## EXTRAIT DU TEXTE
6-7 septembre 1955 : la nuit
barbare à Istanbul
Une banale histoire d'ultra-nationalisme
Par Varoujan SIRAPIAN
directeur de la revue Europe&Orient
J’avais presque dix ans quand ce
qu’on appelle pudiquement « les événements du 6-7 septembre », en réalité
un pogrom, a eu lieu à Istanbul.
Pendant 9 heures des hordes
sauvages, des paysans, des ouvriers, emmenés en cars entiers des villages
lointains autour d’Istanbul, équipé tous des bâtons identiques qu’on dirait
sortis d’une usine, ont sillonné les rues d’Istanbul. Ils étaient encadrés par
des étudiants ultranationalistes, fervents militants de kémalisme.
Tout avait commencé par un
mensonge publié dans « Istanbul Ekspres » ; « une bombe a été
jetée à la maison de Atatürk ». En fait il s’agissait d’un engin artisanal
lancé par un agent des services secrets turc qui a causé très peu de dégât à la
maison à Thessalonique ou avait habité Mustafa Kemal dans sa jeunesse. Le rédacteur
en chef adjoint qui a pris cette décision de tirage supplémentaire était Göksin
Sipahioglu.

## DONNÉES FOURNIES
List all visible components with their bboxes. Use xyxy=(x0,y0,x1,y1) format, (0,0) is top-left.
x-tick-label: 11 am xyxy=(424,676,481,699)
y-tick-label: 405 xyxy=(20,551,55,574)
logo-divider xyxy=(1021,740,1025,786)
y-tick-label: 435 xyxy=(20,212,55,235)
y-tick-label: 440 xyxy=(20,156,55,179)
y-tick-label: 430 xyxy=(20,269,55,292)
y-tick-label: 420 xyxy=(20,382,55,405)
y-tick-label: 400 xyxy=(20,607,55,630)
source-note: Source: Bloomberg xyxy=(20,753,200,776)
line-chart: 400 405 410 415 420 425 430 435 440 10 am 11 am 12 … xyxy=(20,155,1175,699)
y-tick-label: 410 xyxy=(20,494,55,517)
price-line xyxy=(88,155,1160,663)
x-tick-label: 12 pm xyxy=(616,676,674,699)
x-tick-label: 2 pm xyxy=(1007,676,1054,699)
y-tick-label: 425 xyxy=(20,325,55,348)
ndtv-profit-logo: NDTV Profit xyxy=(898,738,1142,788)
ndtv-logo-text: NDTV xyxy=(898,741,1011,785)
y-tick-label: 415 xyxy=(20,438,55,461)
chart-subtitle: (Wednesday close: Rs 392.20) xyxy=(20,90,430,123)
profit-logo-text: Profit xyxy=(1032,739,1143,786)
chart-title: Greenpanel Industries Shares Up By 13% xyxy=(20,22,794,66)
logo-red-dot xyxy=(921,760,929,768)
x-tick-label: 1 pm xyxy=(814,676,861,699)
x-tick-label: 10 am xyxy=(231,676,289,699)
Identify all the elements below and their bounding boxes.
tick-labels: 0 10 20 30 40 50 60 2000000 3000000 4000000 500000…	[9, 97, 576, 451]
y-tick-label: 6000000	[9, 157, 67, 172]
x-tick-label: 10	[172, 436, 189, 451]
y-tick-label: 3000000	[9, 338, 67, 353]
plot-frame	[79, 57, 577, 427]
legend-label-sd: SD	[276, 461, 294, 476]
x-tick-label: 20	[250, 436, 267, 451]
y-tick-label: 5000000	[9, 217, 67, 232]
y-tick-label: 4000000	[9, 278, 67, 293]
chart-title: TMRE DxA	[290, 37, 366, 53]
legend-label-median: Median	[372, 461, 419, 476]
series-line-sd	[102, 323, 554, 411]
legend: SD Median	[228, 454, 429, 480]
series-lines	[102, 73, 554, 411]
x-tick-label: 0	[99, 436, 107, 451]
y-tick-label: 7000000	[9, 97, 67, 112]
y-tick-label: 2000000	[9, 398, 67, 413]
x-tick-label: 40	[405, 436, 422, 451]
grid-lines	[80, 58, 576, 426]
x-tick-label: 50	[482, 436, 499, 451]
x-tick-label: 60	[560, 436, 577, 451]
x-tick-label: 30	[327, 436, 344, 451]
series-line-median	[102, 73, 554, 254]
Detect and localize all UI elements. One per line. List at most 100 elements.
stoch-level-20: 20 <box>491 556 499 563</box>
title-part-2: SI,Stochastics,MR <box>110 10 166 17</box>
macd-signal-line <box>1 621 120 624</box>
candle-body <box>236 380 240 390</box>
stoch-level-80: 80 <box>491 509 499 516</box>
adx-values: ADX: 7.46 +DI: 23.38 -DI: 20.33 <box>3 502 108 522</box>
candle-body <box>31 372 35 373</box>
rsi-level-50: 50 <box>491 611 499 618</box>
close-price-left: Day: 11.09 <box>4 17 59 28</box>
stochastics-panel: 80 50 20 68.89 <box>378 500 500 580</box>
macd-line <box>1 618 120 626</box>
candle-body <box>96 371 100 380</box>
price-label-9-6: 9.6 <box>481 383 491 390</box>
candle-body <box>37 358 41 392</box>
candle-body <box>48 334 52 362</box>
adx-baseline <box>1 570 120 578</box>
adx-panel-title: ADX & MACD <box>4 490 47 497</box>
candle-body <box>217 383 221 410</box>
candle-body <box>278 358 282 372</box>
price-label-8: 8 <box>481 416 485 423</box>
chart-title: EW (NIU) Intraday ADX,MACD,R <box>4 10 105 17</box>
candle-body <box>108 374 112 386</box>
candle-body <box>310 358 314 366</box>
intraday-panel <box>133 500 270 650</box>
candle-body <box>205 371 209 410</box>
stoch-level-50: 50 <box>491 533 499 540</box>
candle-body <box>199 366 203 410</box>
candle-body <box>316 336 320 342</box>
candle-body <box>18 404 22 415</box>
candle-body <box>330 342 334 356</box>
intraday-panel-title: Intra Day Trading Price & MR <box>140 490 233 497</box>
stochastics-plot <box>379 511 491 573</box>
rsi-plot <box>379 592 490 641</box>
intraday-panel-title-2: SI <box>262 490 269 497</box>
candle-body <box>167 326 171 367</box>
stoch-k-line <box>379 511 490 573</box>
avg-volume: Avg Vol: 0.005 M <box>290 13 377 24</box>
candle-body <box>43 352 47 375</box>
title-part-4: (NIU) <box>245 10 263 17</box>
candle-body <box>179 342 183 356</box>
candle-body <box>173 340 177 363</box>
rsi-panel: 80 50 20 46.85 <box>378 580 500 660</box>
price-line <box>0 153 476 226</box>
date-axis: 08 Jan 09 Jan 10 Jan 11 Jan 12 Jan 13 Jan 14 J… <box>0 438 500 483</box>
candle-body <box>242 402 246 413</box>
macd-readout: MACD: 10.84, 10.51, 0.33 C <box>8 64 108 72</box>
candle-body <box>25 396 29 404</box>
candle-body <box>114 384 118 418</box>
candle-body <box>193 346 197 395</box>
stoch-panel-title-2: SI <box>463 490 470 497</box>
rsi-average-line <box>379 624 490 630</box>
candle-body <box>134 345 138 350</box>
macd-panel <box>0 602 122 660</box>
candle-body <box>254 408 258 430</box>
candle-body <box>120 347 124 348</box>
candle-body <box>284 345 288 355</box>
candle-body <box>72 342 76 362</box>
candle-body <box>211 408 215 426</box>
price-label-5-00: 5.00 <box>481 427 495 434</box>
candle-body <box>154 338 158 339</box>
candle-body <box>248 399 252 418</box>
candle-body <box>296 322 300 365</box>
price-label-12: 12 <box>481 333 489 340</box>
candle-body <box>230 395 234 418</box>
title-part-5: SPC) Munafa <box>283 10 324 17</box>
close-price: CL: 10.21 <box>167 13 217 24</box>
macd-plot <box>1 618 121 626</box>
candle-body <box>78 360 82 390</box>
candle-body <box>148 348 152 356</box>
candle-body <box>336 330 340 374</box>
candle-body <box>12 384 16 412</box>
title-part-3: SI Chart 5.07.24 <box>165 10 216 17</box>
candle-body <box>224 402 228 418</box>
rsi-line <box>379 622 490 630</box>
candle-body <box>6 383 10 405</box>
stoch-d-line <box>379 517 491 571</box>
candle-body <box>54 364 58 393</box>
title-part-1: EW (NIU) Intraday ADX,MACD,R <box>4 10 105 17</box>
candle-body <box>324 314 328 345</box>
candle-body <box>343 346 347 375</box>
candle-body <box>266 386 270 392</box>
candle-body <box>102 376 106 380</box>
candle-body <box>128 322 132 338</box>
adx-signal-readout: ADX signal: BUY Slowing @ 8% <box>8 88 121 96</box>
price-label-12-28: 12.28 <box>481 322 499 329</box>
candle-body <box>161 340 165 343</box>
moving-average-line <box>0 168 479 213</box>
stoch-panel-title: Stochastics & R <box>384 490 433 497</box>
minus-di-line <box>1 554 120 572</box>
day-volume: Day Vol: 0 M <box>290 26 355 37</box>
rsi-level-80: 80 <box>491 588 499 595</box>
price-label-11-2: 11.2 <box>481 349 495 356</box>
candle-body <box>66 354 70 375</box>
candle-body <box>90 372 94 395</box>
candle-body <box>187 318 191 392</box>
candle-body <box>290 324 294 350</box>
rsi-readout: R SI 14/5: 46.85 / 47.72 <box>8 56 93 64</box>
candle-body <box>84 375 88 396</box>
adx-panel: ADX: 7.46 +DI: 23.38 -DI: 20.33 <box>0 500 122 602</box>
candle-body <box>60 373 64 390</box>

## CONSIGNES
1. Réécrivez le passage de l'article sur la nuit du 6-7 septembre 1955 qui commence à « 6-7 septembre 1955 » et se termine à « lieu à Istanbul. », en y remplaçant « pogrom » par « massacre ».
2. Recopiez sans aucune modification les lignes des entrées, en commençant par la toute première et en terminant par celle qui contient « y-tick-label: 410 xyxy=(20,494,55,517) », cette dernière comprise.
Les entrées n'ont aucun rapport avec l'article sur la nuit du 6-7 septembre 1955.

## RÉPONSES PAR CONSIGNE
1.
6-7 septembre 1955 : la nuit
barbare à Istanbul
Une banale histoire d'ultra-nationalisme
Par Varoujan SIRAPIAN
directeur de la revue Europe&Orient
J’avais presque dix ans quand ce
qu’on appelle pudiquement « les événements du 6-7 septembre », en réalité
un massacre, a eu lieu à Istanbul.

2.
List all visible components with their bboxes. Use xyxy=(x0,y0,x1,y1) format, (0,0) is top-left.
x-tick-label: 11 am xyxy=(424,676,481,699)
y-tick-label: 405 xyxy=(20,551,55,574)
logo-divider xyxy=(1021,740,1025,786)
y-tick-label: 435 xyxy=(20,212,55,235)
y-tick-label: 440 xyxy=(20,156,55,179)
y-tick-label: 430 xyxy=(20,269,55,292)
y-tick-label: 420 xyxy=(20,382,55,405)
y-tick-label: 400 xyxy=(20,607,55,630)
source-note: Source: Bloomberg xyxy=(20,753,200,776)
line-chart: 400 405 410 415 420 425 430 435 440 10 am 11 am 12 … xyxy=(20,155,1175,699)
y-tick-label: 410 xyxy=(20,494,55,517)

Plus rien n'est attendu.